**What you are asked to do**
Pull every "Ions" line out of the data below.

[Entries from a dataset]
-- Begin --
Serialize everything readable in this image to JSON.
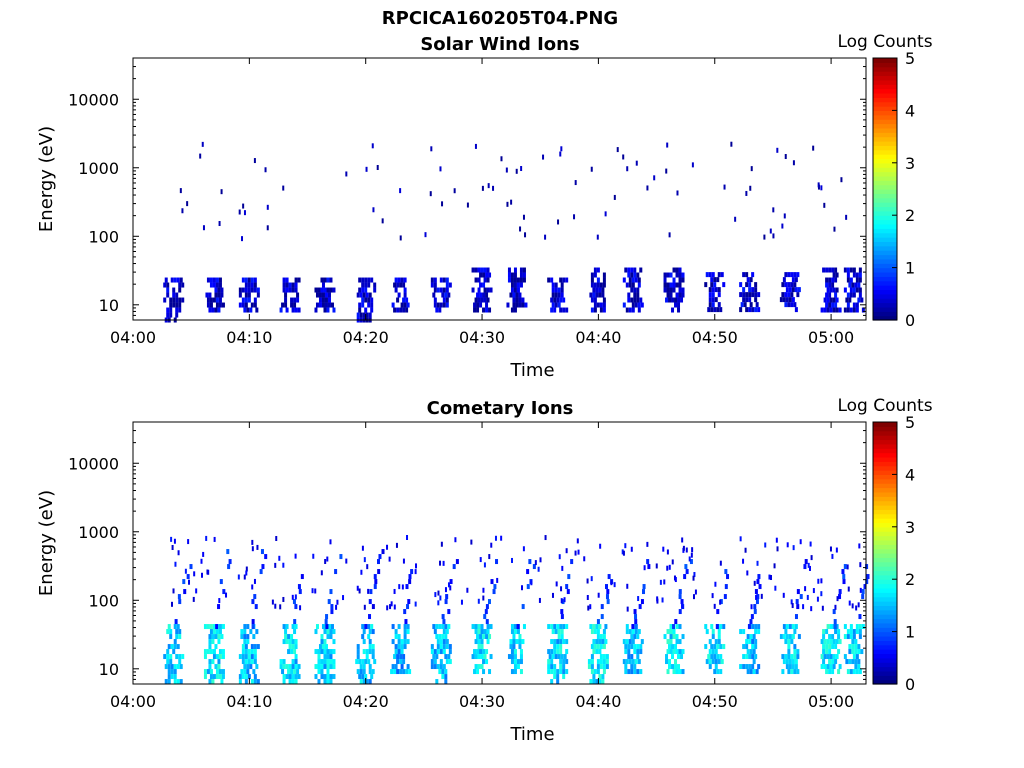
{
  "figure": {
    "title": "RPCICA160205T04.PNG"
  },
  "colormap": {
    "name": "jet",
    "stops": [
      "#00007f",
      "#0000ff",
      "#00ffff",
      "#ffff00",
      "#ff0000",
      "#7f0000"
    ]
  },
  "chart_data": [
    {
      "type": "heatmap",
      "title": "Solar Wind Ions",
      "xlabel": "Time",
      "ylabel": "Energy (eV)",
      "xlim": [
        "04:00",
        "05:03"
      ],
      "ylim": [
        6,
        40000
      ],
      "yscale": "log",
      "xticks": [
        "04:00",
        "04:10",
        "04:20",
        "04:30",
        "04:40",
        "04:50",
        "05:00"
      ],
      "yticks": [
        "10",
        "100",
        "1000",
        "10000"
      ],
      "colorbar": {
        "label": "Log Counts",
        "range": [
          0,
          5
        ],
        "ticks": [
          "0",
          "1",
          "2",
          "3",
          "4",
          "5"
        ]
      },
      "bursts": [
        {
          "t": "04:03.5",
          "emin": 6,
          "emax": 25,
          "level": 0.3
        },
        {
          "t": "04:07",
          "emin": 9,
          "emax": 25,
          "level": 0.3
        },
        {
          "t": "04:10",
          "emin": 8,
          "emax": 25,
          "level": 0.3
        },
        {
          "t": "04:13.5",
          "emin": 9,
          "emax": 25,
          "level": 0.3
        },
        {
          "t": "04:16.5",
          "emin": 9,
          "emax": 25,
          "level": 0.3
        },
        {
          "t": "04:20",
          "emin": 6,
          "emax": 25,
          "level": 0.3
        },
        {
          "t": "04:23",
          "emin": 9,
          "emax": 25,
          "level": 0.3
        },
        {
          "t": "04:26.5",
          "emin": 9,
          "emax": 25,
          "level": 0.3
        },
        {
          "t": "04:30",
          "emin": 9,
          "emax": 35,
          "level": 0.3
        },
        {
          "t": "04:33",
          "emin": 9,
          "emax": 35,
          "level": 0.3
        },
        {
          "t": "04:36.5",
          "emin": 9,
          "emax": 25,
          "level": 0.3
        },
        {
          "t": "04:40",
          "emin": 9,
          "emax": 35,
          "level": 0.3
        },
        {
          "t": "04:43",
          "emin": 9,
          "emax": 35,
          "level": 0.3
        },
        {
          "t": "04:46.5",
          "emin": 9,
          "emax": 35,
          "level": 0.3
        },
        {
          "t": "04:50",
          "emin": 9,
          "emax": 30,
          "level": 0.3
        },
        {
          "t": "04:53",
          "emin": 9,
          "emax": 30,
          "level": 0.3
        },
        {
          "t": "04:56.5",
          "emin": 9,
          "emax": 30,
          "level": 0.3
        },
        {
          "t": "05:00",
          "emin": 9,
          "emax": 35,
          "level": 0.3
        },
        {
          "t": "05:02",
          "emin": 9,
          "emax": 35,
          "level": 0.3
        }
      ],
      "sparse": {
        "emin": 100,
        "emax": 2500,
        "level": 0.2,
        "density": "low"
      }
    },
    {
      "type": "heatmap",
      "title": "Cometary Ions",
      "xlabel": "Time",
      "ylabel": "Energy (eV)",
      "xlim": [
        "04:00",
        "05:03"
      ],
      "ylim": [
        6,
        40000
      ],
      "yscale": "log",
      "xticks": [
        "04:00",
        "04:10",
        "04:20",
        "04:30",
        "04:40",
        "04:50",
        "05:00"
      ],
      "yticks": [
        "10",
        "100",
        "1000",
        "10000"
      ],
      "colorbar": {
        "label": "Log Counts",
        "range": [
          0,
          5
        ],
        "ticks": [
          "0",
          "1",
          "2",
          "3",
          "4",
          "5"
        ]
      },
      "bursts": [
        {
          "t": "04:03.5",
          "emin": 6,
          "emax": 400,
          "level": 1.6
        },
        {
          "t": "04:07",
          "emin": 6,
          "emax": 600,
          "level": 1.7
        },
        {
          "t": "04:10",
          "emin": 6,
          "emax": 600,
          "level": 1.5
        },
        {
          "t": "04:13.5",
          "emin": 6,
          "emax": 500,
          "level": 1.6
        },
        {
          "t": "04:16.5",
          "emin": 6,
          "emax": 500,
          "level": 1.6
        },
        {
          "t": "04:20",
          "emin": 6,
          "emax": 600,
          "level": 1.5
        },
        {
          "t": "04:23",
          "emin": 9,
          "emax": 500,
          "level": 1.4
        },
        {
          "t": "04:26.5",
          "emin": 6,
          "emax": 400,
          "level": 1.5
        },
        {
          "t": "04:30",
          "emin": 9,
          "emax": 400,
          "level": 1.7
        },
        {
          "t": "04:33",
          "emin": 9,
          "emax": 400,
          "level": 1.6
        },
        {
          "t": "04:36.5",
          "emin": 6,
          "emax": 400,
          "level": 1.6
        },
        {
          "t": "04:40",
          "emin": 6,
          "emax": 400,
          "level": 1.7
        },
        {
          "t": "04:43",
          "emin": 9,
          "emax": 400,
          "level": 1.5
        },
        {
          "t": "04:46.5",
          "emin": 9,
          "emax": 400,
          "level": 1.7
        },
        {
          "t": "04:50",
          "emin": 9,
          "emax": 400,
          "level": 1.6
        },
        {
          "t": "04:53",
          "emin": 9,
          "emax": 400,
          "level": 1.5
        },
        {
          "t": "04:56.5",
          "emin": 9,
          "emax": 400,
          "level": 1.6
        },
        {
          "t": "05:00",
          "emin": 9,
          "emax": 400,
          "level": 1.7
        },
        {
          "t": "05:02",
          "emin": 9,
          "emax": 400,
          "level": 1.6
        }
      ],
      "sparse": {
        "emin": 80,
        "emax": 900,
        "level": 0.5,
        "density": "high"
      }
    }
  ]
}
-- End --
**Full output**
      "title": "Solar Wind Ions",
      "title": "Cometary Ions",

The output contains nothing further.